**What the task asks**: Write every record out again exactly, and keep images out of it.

================================

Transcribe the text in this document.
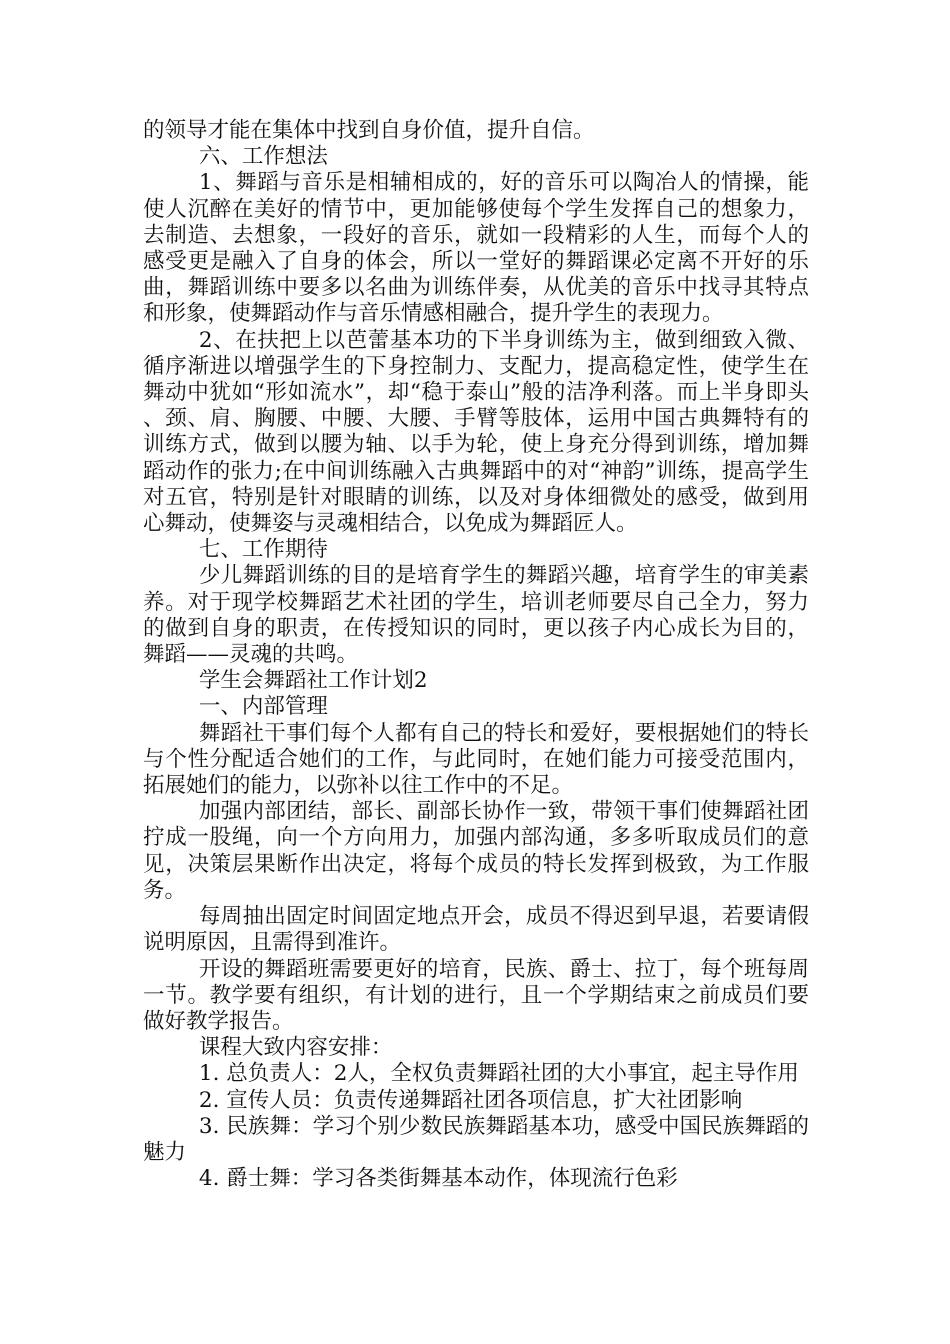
的领导才能在集体中找到自身价值，提升自信。

六、工作想法

1、舞蹈与音乐是相辅相成的，好的音乐可以陶冶人的情操，能使人沉醉在美好的情节中，更加能够使每个学生发挥自己的想象力，去制造、去想象，一段好的音乐，就如一段精彩的人生，而每个人的感受更是融入了自身的体会，所以一堂好的舞蹈课必定离不开好的乐曲，舞蹈训练中要多以名曲为训练伴奏，从优美的音乐中找寻其特点和形象，使舞蹈动作与音乐情感相融合，提升学生的表现力。

2、在扶把上以芭蕾基本功的下半身训练为主，做到细致入微、循序渐进以增强学生的下身控制力、支配力，提高稳定性，使学生在舞动中犹如“形如流水”，却“稳于泰山”般的洁净利落。而上半身即头、颈、肩、胸腰、中腰、大腰、手臂等肢体，运用中国古典舞特有的训练方式，做到以腰为轴、以手为轮，使上身充分得到训练，增加舞蹈动作的张力;在中间训练融入古典舞蹈中的对“神韵”训练，提高学生对五官，特别是针对眼睛的训练，以及对身体细微处的感受，做到用心舞动，使舞姿与灵魂相结合，以免成为舞蹈匠人。

七、工作期待

少儿舞蹈训练的目的是培育学生的舞蹈兴趣，培育学生的审美素养。对于现学校舞蹈艺术社团的学生，培训老师要尽自己全力，努力的做到自身的职责，在传授知识的同时，更以孩子内心成长为目的，舞蹈——灵魂的共鸣。

学生会舞蹈社工作计划2

一、内部管理

舞蹈社干事们每个人都有自己的特长和爱好，要根据她们的特长与个性分配适合她们的工作，与此同时，在她们能力可接受范围内，拓展她们的能力，以弥补以往工作中的不足。

加强内部团结，部长、副部长协作一致，带领干事们使舞蹈社团拧成一股绳，向一个方向用力，加强内部沟通，多多听取成员们的意见，决策层果断作出决定，将每个成员的特长发挥到极致，为工作服务。

每周抽出固定时间固定地点开会，成员不得迟到早退，若要请假说明原因，且需得到准许。

开设的舞蹈班需要更好的培育，民族、爵士、拉丁，每个班每周一节。教学要有组织，有计划的进行，且一个学期结束之前成员们要做好教学报告。

课程大致内容安排：

1. 总负责人：2人，全权负责舞蹈社团的大小事宜，起主导作用

2. 宣传人员：负责传递舞蹈社团各项信息，扩大社团影响

3. 民族舞：学习个别少数民族舞蹈基本功，感受中国民族舞蹈的魅力

4. 爵士舞：学习各类街舞基本动作，体现流行色彩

================================

**Output of the task**:
Transcribe the text in this document.
的领导才能在集体中找到自身价值，提升自信。

六、工作想法

1、舞蹈与音乐是相辅相成的，好的音乐可以陶冶人的情操，能使人沉醉在美好的情节中，更加能够使每个学生发挥自己的想象力，去制造、去想象，一段好的音乐，就如一段精彩的人生，而每个人的感受更是融入了自身的体会，所以一堂好的舞蹈课必定离不开好的乐曲，舞蹈训练中要多以名曲为训练伴奏，从优美的音乐中找寻其特点和形象，使舞蹈动作与音乐情感相融合，提升学生的表现力。

2、在扶把上以芭蕾基本功的下半身训练为主，做到细致入微、循序渐进以增强学生的下身控制力、支配力，提高稳定性，使学生在舞动中犹如“形如流水”，却“稳于泰山”般的洁净利落。而上半身即头、颈、肩、胸腰、中腰、大腰、手臂等肢体，运用中国古典舞特有的训练方式，做到以腰为轴、以手为轮，使上身充分得到训练，增加舞蹈动作的张力;在中间训练融入古典舞蹈中的对“神韵”训练，提高学生对五官，特别是针对眼睛的训练，以及对身体细微处的感受，做到用心舞动，使舞姿与灵魂相结合，以免成为舞蹈匠人。

七、工作期待

少儿舞蹈训练的目的是培育学生的舞蹈兴趣，培育学生的审美素养。对于现学校舞蹈艺术社团的学生，培训老师要尽自己全力，努力的做到自身的职责，在传授知识的同时，更以孩子内心成长为目的，舞蹈——灵魂的共鸣。

学生会舞蹈社工作计划2

一、内部管理

舞蹈社干事们每个人都有自己的特长和爱好，要根据她们的特长与个性分配适合她们的工作，与此同时，在她们能力可接受范围内，拓展她们的能力，以弥补以往工作中的不足。

加强内部团结，部长、副部长协作一致，带领干事们使舞蹈社团拧成一股绳，向一个方向用力，加强内部沟通，多多听取成员们的意见，决策层果断作出决定，将每个成员的特长发挥到极致，为工作服务。

每周抽出固定时间固定地点开会，成员不得迟到早退，若要请假说明原因，且需得到准许。

开设的舞蹈班需要更好的培育，民族、爵士、拉丁，每个班每周一节。教学要有组织，有计划的进行，且一个学期结束之前成员们要做好教学报告。

课程大致内容安排：

1. 总负责人：2人，全权负责舞蹈社团的大小事宜，起主导作用

2. 宣传人员：负责传递舞蹈社团各项信息，扩大社团影响

3. 民族舞：学习个别少数民族舞蹈基本功，感受中国民族舞蹈的魅力

4. 爵士舞：学习各类街舞基本动作，体现流行色彩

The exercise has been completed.